-- Begin Available records --
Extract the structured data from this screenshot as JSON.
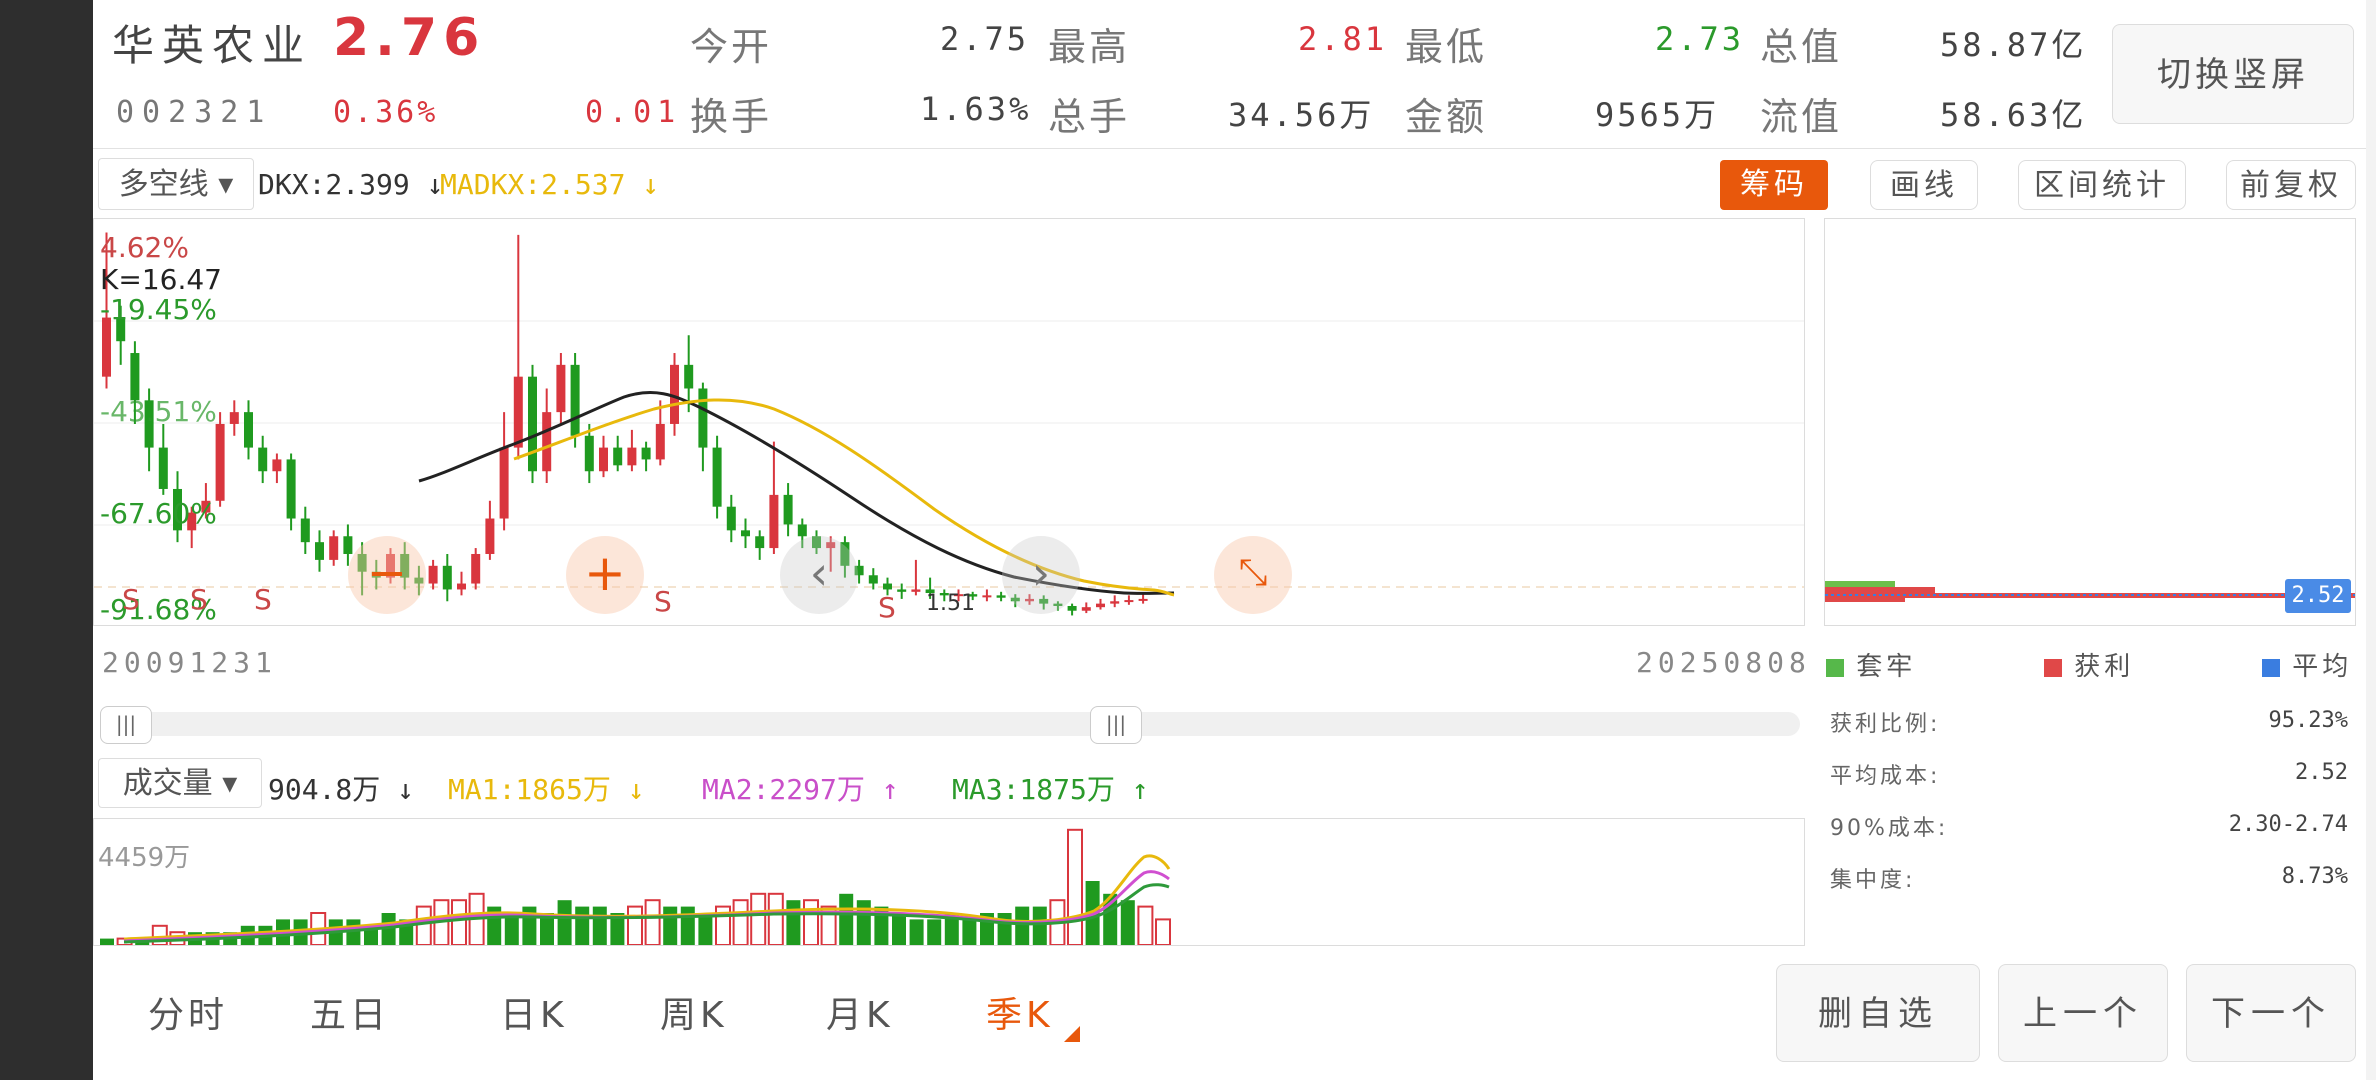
{
  "stock": {
    "name": "华英农业",
    "code": "002321",
    "price": "2.76",
    "change_pct": "0.36%",
    "change_amt": "0.01"
  },
  "quote": {
    "open_label": "今开",
    "open": "2.75",
    "high_label": "最高",
    "high": "2.81",
    "low_label": "最低",
    "low": "2.73",
    "mktcap_label": "总值",
    "mktcap": "58.87亿",
    "turnover_label": "换手",
    "turnover": "1.63%",
    "volume_label": "总手",
    "volume": "34.56万",
    "amount_label": "金额",
    "amount": "9565万",
    "float_label": "流值",
    "float": "58.63亿"
  },
  "switch_button": "切换竖屏",
  "indicator": {
    "select": "多空线",
    "dkx": "DKX:2.399 ↓",
    "madkx": "MADKX:2.537 ↓"
  },
  "toolbar": {
    "chips": "筹码",
    "draw": "画线",
    "range_stats": "区间统计",
    "adjust": "前复权"
  },
  "kchart": {
    "axis_labels": [
      "4.62%",
      "K=16.47",
      "-19.45%",
      "-43.51%",
      "-67.60%",
      "-91.68%"
    ],
    "start_date": "20091231",
    "end_date": "20250808",
    "s_marker": "S",
    "low_annot": "1.51"
  },
  "chips": {
    "price_tag": "2.52",
    "legend": {
      "trapped": "套牢",
      "profit": "获利",
      "average": "平均"
    },
    "stats": [
      {
        "label": "获利比例:",
        "value": "95.23%"
      },
      {
        "label": "平均成本:",
        "value": "2.52"
      },
      {
        "label": "90%成本:",
        "value": "2.30-2.74"
      },
      {
        "label": "集中度:",
        "value": "8.73%"
      }
    ]
  },
  "volume": {
    "select": "成交量",
    "current": "904.8万 ↓",
    "ma1": "MA1:1865万 ↓",
    "ma2": "MA2:2297万 ↑",
    "ma3": "MA3:1875万 ↑",
    "max_label": "4459万"
  },
  "tabs": [
    "分时",
    "五日",
    "日K",
    "周K",
    "月K",
    "季K"
  ],
  "active_tab": 5,
  "actions": {
    "delete_watch": "删自选",
    "prev": "上一个",
    "next": "下一个"
  },
  "colors": {
    "up": "#d9363e",
    "down": "#1f9a1f",
    "ma_yellow": "#e8b90c",
    "ma_pink": "#d04fd0",
    "ma_green": "#2e9a3a",
    "accent_orange": "#e8580c",
    "chip_blue": "#3a7de0"
  },
  "kline_candles": [
    [
      3.4,
      3.9,
      3.3,
      4.62
    ],
    [
      3.9,
      3.7,
      3.5,
      4.0
    ],
    [
      3.6,
      3.2,
      3.0,
      3.7
    ],
    [
      3.2,
      2.8,
      2.6,
      3.3
    ],
    [
      2.8,
      2.45,
      2.4,
      3.0
    ],
    [
      2.45,
      2.1,
      2.0,
      2.6
    ],
    [
      2.1,
      2.25,
      1.95,
      2.3
    ],
    [
      2.25,
      2.35,
      2.2,
      2.5
    ],
    [
      2.35,
      3.0,
      2.3,
      3.1
    ],
    [
      3.0,
      3.1,
      2.9,
      3.2
    ],
    [
      3.1,
      2.8,
      2.7,
      3.2
    ],
    [
      2.8,
      2.6,
      2.5,
      2.9
    ],
    [
      2.6,
      2.7,
      2.5,
      2.75
    ],
    [
      2.7,
      2.2,
      2.1,
      2.75
    ],
    [
      2.2,
      2.0,
      1.9,
      2.3
    ],
    [
      2.0,
      1.85,
      1.75,
      2.1
    ],
    [
      1.85,
      2.05,
      1.8,
      2.1
    ],
    [
      2.05,
      1.9,
      1.8,
      2.15
    ],
    [
      1.9,
      1.75,
      1.55,
      2.0
    ],
    [
      1.75,
      1.7,
      1.6,
      1.85
    ],
    [
      1.7,
      1.9,
      1.65,
      1.95
    ],
    [
      1.9,
      1.7,
      1.6,
      2.0
    ],
    [
      1.7,
      1.65,
      1.55,
      1.8
    ],
    [
      1.65,
      1.8,
      1.6,
      1.85
    ],
    [
      1.8,
      1.6,
      1.5,
      1.9
    ],
    [
      1.6,
      1.65,
      1.55,
      1.75
    ],
    [
      1.65,
      1.9,
      1.6,
      1.95
    ],
    [
      1.9,
      2.2,
      1.85,
      2.35
    ],
    [
      2.2,
      2.8,
      2.1,
      3.1
    ],
    [
      2.8,
      3.4,
      2.7,
      4.6
    ],
    [
      3.4,
      2.6,
      2.5,
      3.5
    ],
    [
      2.6,
      3.1,
      2.5,
      3.3
    ],
    [
      3.1,
      3.5,
      3.0,
      3.6
    ],
    [
      3.5,
      2.9,
      2.8,
      3.6
    ],
    [
      2.9,
      2.6,
      2.5,
      3.0
    ],
    [
      2.6,
      2.8,
      2.55,
      2.9
    ],
    [
      2.8,
      2.65,
      2.6,
      2.9
    ],
    [
      2.65,
      2.8,
      2.6,
      2.95
    ],
    [
      2.8,
      2.7,
      2.6,
      2.85
    ],
    [
      2.7,
      3.0,
      2.65,
      3.2
    ],
    [
      3.0,
      3.5,
      2.9,
      3.6
    ],
    [
      3.5,
      3.3,
      3.1,
      3.75
    ],
    [
      3.3,
      2.8,
      2.6,
      3.35
    ],
    [
      2.8,
      2.3,
      2.2,
      2.9
    ],
    [
      2.3,
      2.1,
      2.0,
      2.4
    ],
    [
      2.1,
      2.05,
      1.95,
      2.2
    ],
    [
      2.05,
      1.95,
      1.85,
      2.1
    ],
    [
      1.95,
      2.4,
      1.9,
      2.85
    ],
    [
      2.4,
      2.15,
      2.05,
      2.5
    ],
    [
      2.15,
      2.05,
      1.95,
      2.2
    ],
    [
      2.05,
      1.95,
      1.9,
      2.1
    ],
    [
      1.95,
      2.0,
      1.75,
      2.05
    ],
    [
      2.0,
      1.8,
      1.7,
      2.05
    ],
    [
      1.8,
      1.72,
      1.65,
      1.85
    ],
    [
      1.72,
      1.65,
      1.6,
      1.78
    ],
    [
      1.65,
      1.6,
      1.55,
      1.7
    ],
    [
      1.6,
      1.58,
      1.52,
      1.65
    ],
    [
      1.58,
      1.6,
      1.55,
      1.85
    ],
    [
      1.6,
      1.57,
      1.52,
      1.7
    ],
    [
      1.57,
      1.55,
      1.5,
      1.6
    ],
    [
      1.55,
      1.56,
      1.5,
      1.6
    ],
    [
      1.56,
      1.54,
      1.51,
      1.58
    ],
    [
      1.54,
      1.55,
      1.5,
      1.6
    ],
    [
      1.55,
      1.53,
      1.5,
      1.58
    ],
    [
      1.53,
      1.5,
      1.45,
      1.56
    ],
    [
      1.5,
      1.52,
      1.47,
      1.56
    ],
    [
      1.52,
      1.48,
      1.43,
      1.55
    ],
    [
      1.48,
      1.46,
      1.42,
      1.5
    ],
    [
      1.46,
      1.42,
      1.38,
      1.48
    ],
    [
      1.42,
      1.45,
      1.4,
      1.49
    ],
    [
      1.45,
      1.48,
      1.43,
      1.52
    ],
    [
      1.48,
      1.5,
      1.45,
      1.55
    ],
    [
      1.5,
      1.51,
      1.47,
      1.55
    ],
    [
      1.51,
      1.52,
      1.48,
      1.56
    ]
  ],
  "volume_bars": [
    [
      1,
      0
    ],
    [
      1,
      1
    ],
    [
      1,
      0
    ],
    [
      3,
      1
    ],
    [
      2,
      1
    ],
    [
      2,
      0
    ],
    [
      2,
      0
    ],
    [
      2,
      0
    ],
    [
      3,
      0
    ],
    [
      3,
      0
    ],
    [
      4,
      0
    ],
    [
      4,
      0
    ],
    [
      5,
      1
    ],
    [
      4,
      0
    ],
    [
      4,
      0
    ],
    [
      3,
      0
    ],
    [
      5,
      0
    ],
    [
      4,
      0
    ],
    [
      6,
      1
    ],
    [
      7,
      1
    ],
    [
      7,
      1
    ],
    [
      8,
      1
    ],
    [
      6,
      0
    ],
    [
      5,
      0
    ],
    [
      6,
      0
    ],
    [
      5,
      0
    ],
    [
      7,
      0
    ],
    [
      6,
      0
    ],
    [
      6,
      0
    ],
    [
      5,
      0
    ],
    [
      6,
      1
    ],
    [
      7,
      1
    ],
    [
      6,
      0
    ],
    [
      6,
      0
    ],
    [
      5,
      0
    ],
    [
      6,
      1
    ],
    [
      7,
      1
    ],
    [
      8,
      1
    ],
    [
      8,
      1
    ],
    [
      7,
      0
    ],
    [
      7,
      1
    ],
    [
      6,
      1
    ],
    [
      8,
      0
    ],
    [
      7,
      0
    ],
    [
      6,
      0
    ],
    [
      5,
      0
    ],
    [
      4,
      0
    ],
    [
      4,
      0
    ],
    [
      5,
      0
    ],
    [
      4,
      0
    ],
    [
      5,
      0
    ],
    [
      5,
      0
    ],
    [
      6,
      0
    ],
    [
      6,
      0
    ],
    [
      7,
      1
    ],
    [
      18,
      1
    ],
    [
      10,
      0
    ],
    [
      8,
      0
    ],
    [
      7,
      0
    ],
    [
      6,
      1
    ],
    [
      4,
      1
    ]
  ]
}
-- End Available records --
* Stated task:
Note how many lines of the material contain the string "value". Then report that number by itself.

* Task answer:
4